- [Texto do exercício]
== == ==

Além disso, a inflação foi reduzida de 12,5% em 2003 para 5,9% em
2013, e se mantém há dez anos dentro da meta fixada pelo Banco Central.
Conseguimos baixar a divida pública de 60,4% do PIB para 33,8%, uma das
menores entre as grandes economias. E o governo Dilma continua fazendo o
esforço fiscal necessário para manter a trajetória de redução da
divida. Por outro lado, em 2003 nossas reservas não passavam de US$ 37
bilhões, mais da metade emprestada pelo FMI. Hoje, são de US$ 377
bilhões, e o Brasil se tornou inclusive credor do Fundo Monetário. Dessa
forma, o país pode administrar com tranquilidade os efeitos decorrentes
de eventuais turbulências externas. Outra prova da sua solidez
econômica é o fato de seguir recebendo grande quantidade de investimento
estrangeiro direto (IED). Só em 2013, foram US$ 62 bilhões.

== == ==

- [Entradas armazenadas]
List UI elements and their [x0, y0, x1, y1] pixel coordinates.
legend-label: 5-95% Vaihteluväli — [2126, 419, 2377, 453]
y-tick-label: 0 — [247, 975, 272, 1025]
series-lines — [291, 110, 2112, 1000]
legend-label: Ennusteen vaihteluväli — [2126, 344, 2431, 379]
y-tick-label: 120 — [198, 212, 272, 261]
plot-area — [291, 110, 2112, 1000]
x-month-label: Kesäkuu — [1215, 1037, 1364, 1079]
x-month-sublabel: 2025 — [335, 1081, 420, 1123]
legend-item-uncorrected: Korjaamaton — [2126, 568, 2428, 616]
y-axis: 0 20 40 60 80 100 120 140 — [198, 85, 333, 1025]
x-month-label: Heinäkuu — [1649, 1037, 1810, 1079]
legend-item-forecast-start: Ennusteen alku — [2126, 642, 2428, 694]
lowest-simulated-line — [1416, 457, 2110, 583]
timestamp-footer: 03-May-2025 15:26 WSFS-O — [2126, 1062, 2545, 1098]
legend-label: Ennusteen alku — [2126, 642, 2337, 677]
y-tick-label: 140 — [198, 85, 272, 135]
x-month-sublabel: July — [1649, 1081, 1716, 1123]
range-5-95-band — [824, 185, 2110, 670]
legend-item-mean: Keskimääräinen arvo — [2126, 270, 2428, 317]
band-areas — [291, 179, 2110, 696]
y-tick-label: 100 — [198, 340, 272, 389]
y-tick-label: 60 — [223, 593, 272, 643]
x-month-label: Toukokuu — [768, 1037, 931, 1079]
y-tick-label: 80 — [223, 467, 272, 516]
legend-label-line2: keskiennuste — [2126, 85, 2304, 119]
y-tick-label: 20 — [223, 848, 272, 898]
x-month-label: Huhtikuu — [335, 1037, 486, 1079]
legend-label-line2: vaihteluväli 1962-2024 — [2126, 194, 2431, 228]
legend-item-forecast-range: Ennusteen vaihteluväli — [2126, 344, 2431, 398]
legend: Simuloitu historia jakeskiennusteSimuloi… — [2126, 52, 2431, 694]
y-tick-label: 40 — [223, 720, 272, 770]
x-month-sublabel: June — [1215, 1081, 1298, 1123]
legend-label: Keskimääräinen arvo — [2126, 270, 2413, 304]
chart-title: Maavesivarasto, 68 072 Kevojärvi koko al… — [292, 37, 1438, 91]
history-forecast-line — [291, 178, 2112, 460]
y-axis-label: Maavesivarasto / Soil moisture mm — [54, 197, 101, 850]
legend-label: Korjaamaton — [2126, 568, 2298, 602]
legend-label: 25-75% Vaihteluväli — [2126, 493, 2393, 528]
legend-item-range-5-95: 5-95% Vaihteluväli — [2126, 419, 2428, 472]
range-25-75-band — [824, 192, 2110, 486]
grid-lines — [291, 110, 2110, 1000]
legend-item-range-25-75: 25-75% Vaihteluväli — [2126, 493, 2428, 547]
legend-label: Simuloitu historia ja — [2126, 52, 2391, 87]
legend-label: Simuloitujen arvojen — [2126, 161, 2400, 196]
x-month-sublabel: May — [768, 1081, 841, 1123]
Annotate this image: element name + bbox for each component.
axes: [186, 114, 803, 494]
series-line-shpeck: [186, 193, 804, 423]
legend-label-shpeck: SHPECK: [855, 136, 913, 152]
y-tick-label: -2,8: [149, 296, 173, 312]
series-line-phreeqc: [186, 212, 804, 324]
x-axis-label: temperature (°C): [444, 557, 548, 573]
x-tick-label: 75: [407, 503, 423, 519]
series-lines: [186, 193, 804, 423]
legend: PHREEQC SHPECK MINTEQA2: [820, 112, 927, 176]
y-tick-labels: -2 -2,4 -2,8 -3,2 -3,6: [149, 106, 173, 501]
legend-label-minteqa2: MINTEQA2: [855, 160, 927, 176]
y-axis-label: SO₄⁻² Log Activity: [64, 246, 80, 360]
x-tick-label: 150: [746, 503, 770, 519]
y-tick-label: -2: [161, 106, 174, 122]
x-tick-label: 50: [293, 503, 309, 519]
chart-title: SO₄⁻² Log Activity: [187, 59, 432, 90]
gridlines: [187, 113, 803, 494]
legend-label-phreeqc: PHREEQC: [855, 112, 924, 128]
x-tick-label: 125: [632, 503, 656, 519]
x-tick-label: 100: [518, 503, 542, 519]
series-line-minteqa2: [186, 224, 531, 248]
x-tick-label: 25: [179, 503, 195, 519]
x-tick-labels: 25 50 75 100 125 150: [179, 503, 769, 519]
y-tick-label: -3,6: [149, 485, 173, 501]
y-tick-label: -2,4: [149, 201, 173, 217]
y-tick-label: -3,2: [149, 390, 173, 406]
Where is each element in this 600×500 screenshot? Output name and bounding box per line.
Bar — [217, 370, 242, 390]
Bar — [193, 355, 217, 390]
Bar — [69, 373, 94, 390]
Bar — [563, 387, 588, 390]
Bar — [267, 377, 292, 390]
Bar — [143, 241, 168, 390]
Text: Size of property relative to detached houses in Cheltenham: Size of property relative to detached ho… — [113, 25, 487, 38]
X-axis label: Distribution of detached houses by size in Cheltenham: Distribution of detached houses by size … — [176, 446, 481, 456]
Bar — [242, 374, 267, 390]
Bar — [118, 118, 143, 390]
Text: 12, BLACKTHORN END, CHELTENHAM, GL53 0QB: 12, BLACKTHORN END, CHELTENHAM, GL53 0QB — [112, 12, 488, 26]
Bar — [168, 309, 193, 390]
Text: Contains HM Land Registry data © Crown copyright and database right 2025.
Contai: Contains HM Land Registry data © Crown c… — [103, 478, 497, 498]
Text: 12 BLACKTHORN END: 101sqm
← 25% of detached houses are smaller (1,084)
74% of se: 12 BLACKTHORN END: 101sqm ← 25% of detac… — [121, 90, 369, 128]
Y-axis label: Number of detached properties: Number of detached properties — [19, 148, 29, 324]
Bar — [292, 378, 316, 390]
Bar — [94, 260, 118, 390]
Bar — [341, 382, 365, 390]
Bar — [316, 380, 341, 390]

== == ==

- [Problema 1]
De acordo com o texto do exercício, a quanto chegam hoje as reservas do Brasil?
- [Problema 2]
Transcreva o trecho do texto do exercício que começa em "Além disso, a" e vai até "US$ 62 bilhões.", incluindo essas palavras.
Os itens constituem um material à parte, sem ligação com o texto do exercício.

- [Resposta escrita 1]
US$ 377 bilhões.

- [Resposta escrita 2]
Além disso, a inflação foi reduzida de 12,5% em 2003 para 5,9% em
2013, e se mantém há dez anos dentro da meta fixada pelo Banco Central.
Conseguimos baixar a divida pública de 60,4% do PIB para 33,8%, uma das
menores entre as grandes economias. E o governo Dilma continua fazendo o
esforço fiscal necessário para manter a trajetória de redução da
divida. Por outro lado, em 2003 nossas reservas não passavam de US$ 37
bilhões, mais da metade emprestada pelo FMI. Hoje, são de US$ 377
bilhões, e o Brasil se tornou inclusive credor do Fundo Monetário. Dessa
forma, o país pode administrar com tranquilidade os efeitos decorrentes
de eventuais turbulências externas. Outra prova da sua solidez
econômica é o fato de seguir recebendo grande quantidade de investimento
estrangeiro direto (IED). Só em 2013, foram US$ 62 bilhões.